#### Given records:
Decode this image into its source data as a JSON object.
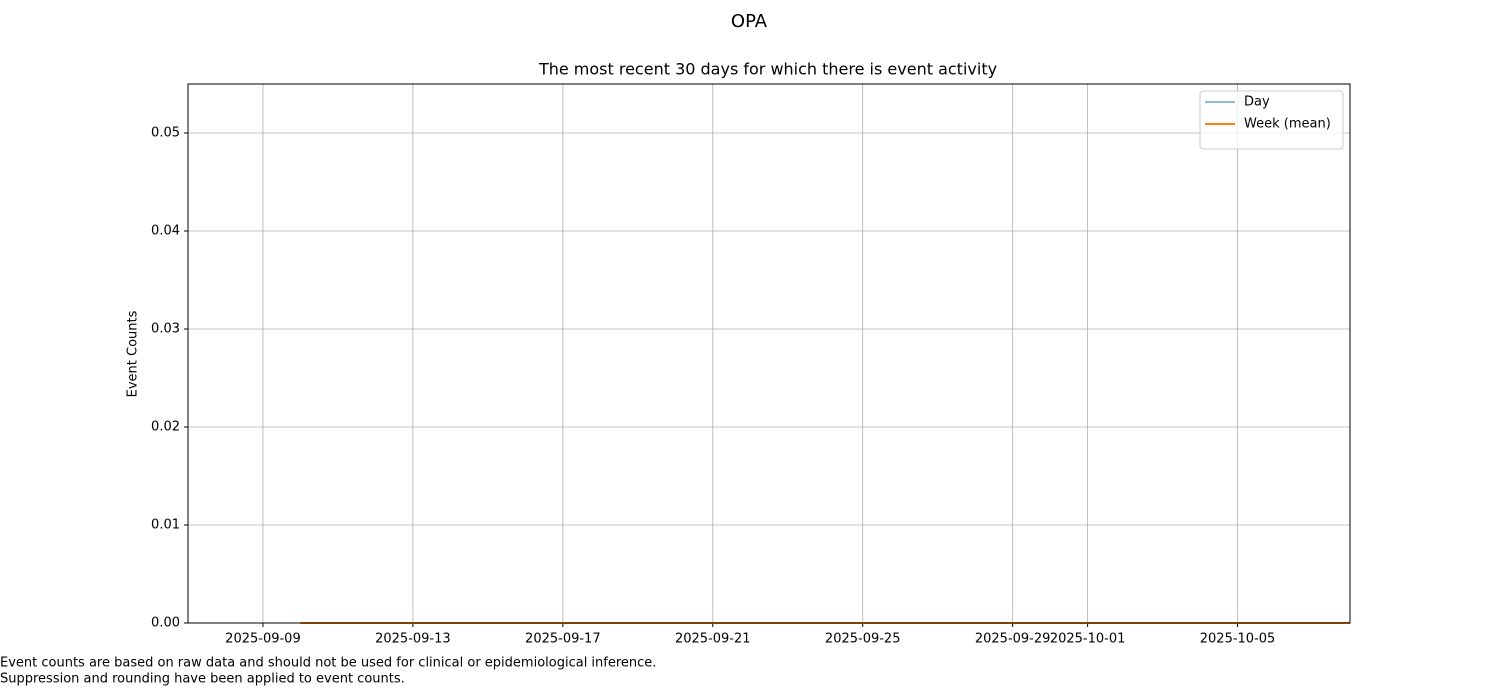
{
  "chart_data": {
    "type": "line",
    "suptitle": "OPA",
    "title": "The most recent 30 days for which there is event activity",
    "ylabel": "Event Counts",
    "xlim": [
      "2025-09-07",
      "2025-10-08"
    ],
    "xticks": [
      "2025-09-09",
      "2025-09-13",
      "2025-09-17",
      "2025-09-21",
      "2025-09-25",
      "2025-09-29",
      "2025-10-01",
      "2025-10-05"
    ],
    "ylim": [
      0,
      0.055
    ],
    "yticks": [
      {
        "value": 0,
        "label": "0.00"
      },
      0.01,
      0.02,
      0.03,
      0.04,
      0.05
    ],
    "grid": true,
    "legend": "upper right",
    "series": [
      {
        "name": "Day",
        "color": "#1f77b4",
        "width": 1,
        "x": [
          "2025-09-07",
          "2025-09-08",
          "2025-09-09",
          "2025-09-10",
          "2025-09-11",
          "2025-09-12",
          "2025-09-13",
          "2025-09-14",
          "2025-09-15",
          "2025-09-16",
          "2025-09-17",
          "2025-09-18",
          "2025-09-19",
          "2025-09-20",
          "2025-09-21",
          "2025-09-22",
          "2025-09-23",
          "2025-09-24",
          "2025-09-25",
          "2025-09-26",
          "2025-09-27",
          "2025-09-28",
          "2025-09-29",
          "2025-09-30",
          "2025-10-01",
          "2025-10-02",
          "2025-10-03",
          "2025-10-04",
          "2025-10-05",
          "2025-10-06"
        ],
        "values": [
          0,
          0,
          0,
          0,
          0,
          0,
          0,
          0,
          0,
          0,
          0,
          0,
          0,
          0,
          0,
          0,
          0,
          0,
          0,
          0,
          0,
          0,
          0,
          0,
          0,
          0,
          0,
          0,
          0,
          0
        ]
      },
      {
        "name": "Week (mean)",
        "color": "#ff7f0e",
        "width": 2,
        "x": [
          "2025-09-10",
          "2025-09-17",
          "2025-09-24",
          "2025-10-01",
          "2025-10-08"
        ],
        "values": [
          0,
          0,
          0,
          0,
          0
        ]
      }
    ],
    "footnotes": [
      "Event counts are based on raw data and should not be used for clinical or epidemiological inference.",
      "Suppression and rounding have been applied to event counts."
    ]
  }
}
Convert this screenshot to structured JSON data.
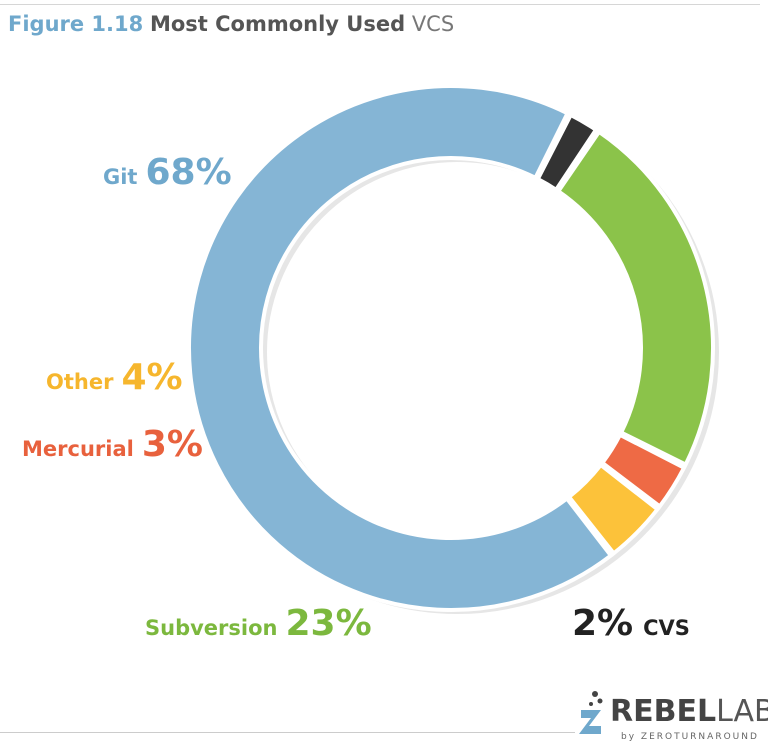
{
  "header": {
    "figure_label": "Figure 1.18",
    "title_main": "Most Commonly Used",
    "title_tail": "VCS"
  },
  "chart_data": {
    "type": "pie",
    "donut": true,
    "title": "Most Commonly Used VCS",
    "slices": [
      {
        "label": "Git",
        "value": 68,
        "value_label": "68%",
        "color": "#85b5d5"
      },
      {
        "label": "CVS",
        "value": 2,
        "value_label": "2%",
        "color": "#333333"
      },
      {
        "label": "Subversion",
        "value": 23,
        "value_label": "23%",
        "color": "#8bc34a"
      },
      {
        "label": "Mercurial",
        "value": 3,
        "value_label": "3%",
        "color": "#ee6a45"
      },
      {
        "label": "Other",
        "value": 4,
        "value_label": "4%",
        "color": "#fcc23a"
      }
    ],
    "label_colors": {
      "Git": "#6fa8cc",
      "Other": "#f6b62d",
      "Mercurial": "#e8613d",
      "Subversion": "#7cb83e",
      "CVS": "#222222"
    }
  },
  "logo": {
    "word_rebel": "REBEL",
    "word_labs": "LABS",
    "subtitle": "by ZEROTURNAROUND"
  }
}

#### Set problem:
Search the lines for the string "JSON" and copy every line that has it.

#### Right answer:
Decode this image into its source data as a JSON object.
Convert this screenshot to structured JSON data.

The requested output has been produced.